No entanto, devido a
uma questão de censura mental, nem o IPCC nem o relatório de Lord
Stern postularam um cenário de ligeiro decrescimento econômico da
economia mundial seguido de um período de não crescimento na União
Européia e nos Estados Unidos. Esse seria o cenário que converteria
o pico de emissões de dióxido de carbono de 2007 num acontecimento
histórico único. As economias da América do Sul, que no período
neoliberal se «reprimarizaram» e se tornaram (de novo) economias
exportadoras de matérias primas nas quantidades mais elevadas de
sempre, irão agora pagar por isso um preço econômico. O seu
crescimento está a parar devido à crise econômica e aos termos de
troca comercial em declínio.
O aumento de emissões de
dióxido de carbono da China e da Índia será previsivelmente mais
ou menos idêntico ao crescimento na Índia (de cerca de 5 por
cento), e um pouco inferior ao crescimento econômico na China. As
emissões per capita da Índia estão muito abaixo da média mundial
(a Índia tem mais de 15 por cento da população mundial e cerca de
4 por cento das emissões). As emissões per capita da China estão
muito mais próximas da média mundial. No total do país, a China é
já o maior emissor, um pouco mais do que os Estados Unidos. O
aumento de emissões na Índia, China, Indonésia e mais alguns
países cujas economias estão a crescer em 2009 não compensará o
decrescimento nos Estados Unidos, União Européia, outros países
europeus e Japão. Há uma possibilidade de que 2007 não tenha sido
um pico isolado, mas pelo contrário um pico histórico, um
acontecimento único.
Como é que esses
acontecimentos irão ser recebidos na conferência sobre alterações
climáticas de Copenhagen em dezembro de 2009? Serão os efeitos
positivos da crise reconhecidos? Irá um ligeiro decréscimo
econômico e uma transição socioecológica rumo a um estado
estacionário nas economias ricas ser aceite como cenário plausível
e benéfico? Irão os países exportadores de matérias primas mudar
de registro e pedir para exportarem menos e a preços mais elevados,
introduzindo taxas sobre o esgotamento do capital natural, e taxas
que compensem as externalidades negativas locais?
Irá
a conferência de Copenhagen mostrar-se favorável à idéia, que por
um momento foi considerada pela OPEC em 2007, de introduzir a taxa
Daly-Correa
(http://www.amazonwatch.org/newsroom/view_news.php?id=1606)
: um
ecoimposto à saída dos poços de petróleo e não à saída das
chaminés e tubos de escape) sobre as exportações de petróleo para
ajudar a financiar a transição econômica mundial? Ou, pelo
contrário, irão as emissões de carbono recuperar e aumentar de
novo juntamente com a recuperação econômica?

Registros do conjunto
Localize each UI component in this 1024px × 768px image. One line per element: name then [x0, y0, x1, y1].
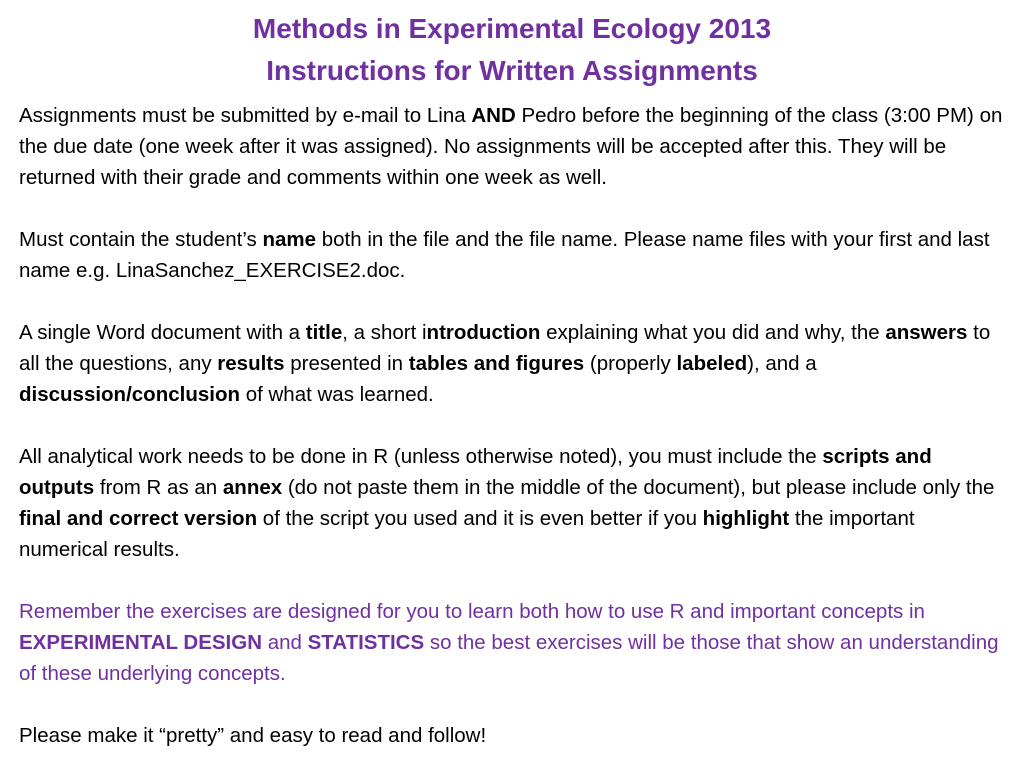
text-run: , a short i	[342, 321, 427, 344]
paragraph-reminder	[19, 596, 1009, 689]
bold-run: scripts and outputs	[19, 445, 932, 499]
text-run: presented in	[284, 352, 409, 375]
bold-run: name	[262, 228, 317, 251]
bold-run: answers	[885, 321, 968, 344]
instructions-body	[19, 100, 1009, 751]
text-run: Remember the exercises are designed for you to learn both how to use R and important concepts in	[19, 600, 925, 623]
text-run: Please make it “pretty” and easy to read and follow!	[19, 724, 487, 747]
text-run: and	[262, 631, 308, 654]
title-line-1: Methods in Experimental Ecology 2013	[252, 13, 772, 44]
text-run: Pedro before the beginning of the class (3:00 PM) on the due date (one week after it was assigned). No assignments will be accepted after this. They will be returned with their grade and comments within one week as well.	[19, 104, 1003, 189]
text-run: All analytical work needs to be done in R (unless otherwise noted), you must include the	[19, 445, 823, 468]
text-run: of the script you used and it is even better if you	[257, 507, 703, 530]
bold-run: annex	[222, 476, 283, 499]
bold-run: results	[217, 352, 285, 375]
text-run: Must contain the student’s	[19, 228, 263, 251]
text-run: both in the file and the file name. Please name files with your first and last name e.g. LinaSanchez_EXERCISE2.doc.	[19, 228, 990, 282]
paragraph-submission	[19, 100, 1009, 193]
bold-run: discussion/conclusion	[19, 383, 240, 406]
bold-run: EXPERIMENTAL DESIGN	[19, 631, 262, 654]
text-run: of what was learned.	[240, 383, 434, 406]
text-run: Assignments must be submitted by e-mail to Lina	[19, 104, 472, 127]
paragraph-naming	[19, 224, 1009, 286]
text-run: (do not paste them in the middle of the document), but please include only the	[282, 476, 995, 499]
text-run: A single Word document with a	[19, 321, 306, 344]
paragraph-analysis	[19, 441, 1009, 565]
bold-run: labeled	[676, 352, 748, 375]
paragraph-document-structure	[19, 317, 1009, 410]
bold-run: final and correct version	[19, 507, 258, 530]
text-run: the important numerical results.	[19, 507, 915, 561]
text-run: explaining what you did and why, the	[540, 321, 886, 344]
bold-run: ntroduction	[426, 321, 541, 344]
bold-run: highlight	[702, 507, 790, 530]
bold-run: STATISTICS	[307, 631, 425, 654]
bold-run: tables and figures	[408, 352, 585, 375]
paragraph-closing	[19, 720, 1009, 751]
text-run: (properly	[584, 352, 677, 375]
text-run: ), and a	[747, 352, 817, 375]
text-run: to all the questions, any	[19, 321, 991, 375]
page-title	[0, 8, 1024, 92]
bold-run: AND	[471, 104, 516, 127]
bold-run: title	[305, 321, 343, 344]
title-line-2: Instructions for Written Assignments	[266, 55, 758, 86]
text-run: so the best exercises will be those that show an understanding of these underlying concepts.	[19, 631, 999, 685]
text-run: from R as an	[94, 476, 223, 499]
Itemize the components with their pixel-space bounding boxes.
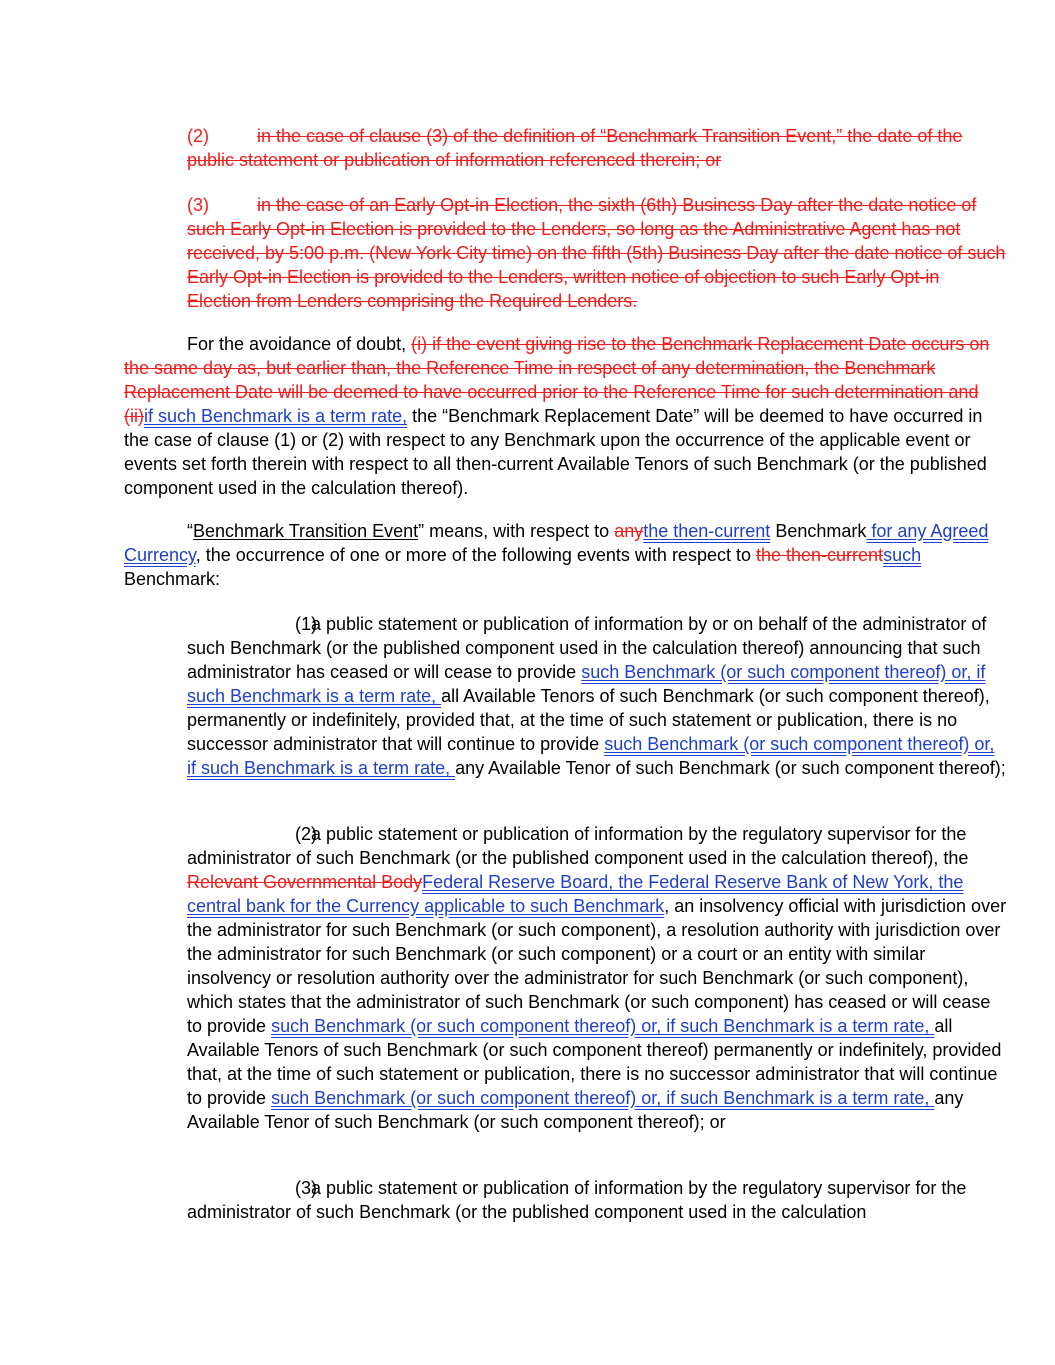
benchmark-transition-event-definition xyxy=(124,519,1007,591)
inserted-text: if such Benchmark is a term rate, xyxy=(144,406,408,426)
body-text: a public statement or publication of information by or on behalf of the administrator of such Benchmark (or the published component used in the calculation thereof) announcing that such administrator has ceased or will cease to provide xyxy=(187,614,987,682)
inserted-text: such Benchmark (or such component thereof) or, if such Benchmark is a term rate, xyxy=(187,662,986,706)
body-text: any Available Tenor of such Benchmark (or such component thereof); xyxy=(455,758,1006,778)
deleted-text: (i) if the event giving rise to the Benchmark Replacement Date occurs on the same day as, but earlier than, the Reference Time in respect of any determination, the Benchmark Replacement Date will be deemed to have occurred prior to the Reference Time for such determination and (ii) xyxy=(124,334,990,426)
body-text: the “Benchmark Replacement Date” will be deemed to have occurred in the case of clause (1) or (2) with respect to any Benchmark upon the occurrence of the applicable event or events set forth therein with respect to all then-current Available Tenors of such Benchmark (or the published component used in the calculation thereof). xyxy=(124,406,987,498)
body-text: Benchmark xyxy=(770,521,867,541)
deleted-text: Relevant Governmental Body xyxy=(187,872,423,892)
transition-event-clause-1 xyxy=(187,612,1007,780)
deleted-text: in the case of clause (3) of the definition of “Benchmark Transition Event,” the date of the public statement or publication of information referenced therein; or xyxy=(187,126,963,170)
body-text: , an insolvency official with jurisdiction over the administrator for such Benchmark (or such component), a resolution authority with jurisdiction over the administrator for such Benchmark (or such component) or a court or an entity with similar insolvency or resolution authority over the administrator for such Benchmark (or such component), which states that the administrator of such Benchmark (or such component) has ceased or will cease to provide xyxy=(187,896,1007,1036)
transition-event-clause-2 xyxy=(187,822,1007,1134)
transition-event-clause-3 xyxy=(187,1176,1007,1224)
defined-term: Benchmark Transition Event xyxy=(193,521,419,541)
deleted-text: the then-current xyxy=(755,545,884,565)
clause-number: (2) xyxy=(187,126,209,146)
avoidance-of-doubt-paragraph xyxy=(124,332,1007,500)
clause-number: (3) xyxy=(187,195,209,215)
body-text: , the occurrence of one or more of the following events with respect to xyxy=(195,545,756,565)
body-text: a public statement or publication of information by the regulatory supervisor for the administrator of such Benchmark (or the published component used in the calculation xyxy=(187,1178,967,1222)
body-text: any Available Tenor of such Benchmark (or such component thereof); or xyxy=(187,1088,964,1132)
body-text: all Available Tenors of such Benchmark (or such component thereof) permanently or indefinitely, provided that, at the time of such statement or publication, there is no successor administrator that will continue to provide xyxy=(187,1016,1002,1108)
inserted-text: the then-current xyxy=(643,521,771,541)
inserted-text: such Benchmark (or such component thereof) or, if such Benchmark is a term rate, xyxy=(271,1016,935,1036)
quote-close: ” xyxy=(418,521,425,541)
inserted-text: such Benchmark (or such component thereof) or, if such Benchmark is a term rate, xyxy=(271,1088,935,1108)
clause-number: (2) xyxy=(295,824,317,844)
quote-open: “ xyxy=(187,521,193,541)
body-text: means, with respect to xyxy=(424,521,615,541)
body-text: a public statement or publication of information by the regulatory supervisor for the administrator of such Benchmark (or the published component used in the calculation thereof), the xyxy=(187,824,969,868)
deleted-clause-2 xyxy=(187,124,1007,172)
body-text: all Available Tenors of such Benchmark (or such component thereof), permanently or indefinitely, provided that, at the time of such statement or publication, there is no successor administrator that will continue to provide xyxy=(187,686,990,754)
clause-number: (3) xyxy=(295,1178,317,1198)
inserted-text: such xyxy=(883,545,922,565)
inserted-text: such Benchmark (or such component thereof) or, if such Benchmark is a term rate, xyxy=(187,734,995,778)
body-text: For the avoidance of doubt, xyxy=(187,334,412,354)
deleted-text: any xyxy=(614,521,644,541)
deleted-clause-3 xyxy=(187,193,1007,313)
inserted-text: Federal Reserve Board, the Federal Reserve Bank of New York, the central bank for the Currency applicable to such Benchmark xyxy=(187,872,964,916)
clause-number: (1) xyxy=(295,614,317,634)
body-text: Benchmark: xyxy=(124,569,221,589)
deleted-text: in the case of an Early Opt-in Election, the sixth (6th) Business Day after the date notice of such Early Opt-in Election is provided to the Lenders, so long as the Administrative Agent has not received, by 5:00 p.m. (New York City time) on the fifth (5th) Business Day after the date notice of such Early Opt-in Election is provided to the Lenders, written notice of objection to such Early Opt-in Election from Lenders comprising the Required Lenders. xyxy=(187,195,1006,311)
inserted-text: for any Agreed Currency xyxy=(124,521,989,565)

Requisitos da tarefa
Copie do trecho sobre emissões de carbono a passagem entre "Como é que esses" e "externalidades negativas locais?", ambas incluídas.

Resposta à tarefa
Como é que esses
acontecimentos irão ser recebidos na conferência sobre alterações
climáticas de Copenhagen em dezembro de 2009? Serão os efeitos
positivos da crise reconhecidos? Irá um ligeiro decréscimo
econômico e uma transição socioecológica rumo a um estado
estacionário nas economias ricas ser aceite como cenário plausível
e benéfico? Irão os países exportadores de matérias primas mudar
de registro e pedir para exportarem menos e a preços mais elevados,
introduzindo taxas sobre o esgotamento do capital natural, e taxas
que compensem as externalidades negativas locais?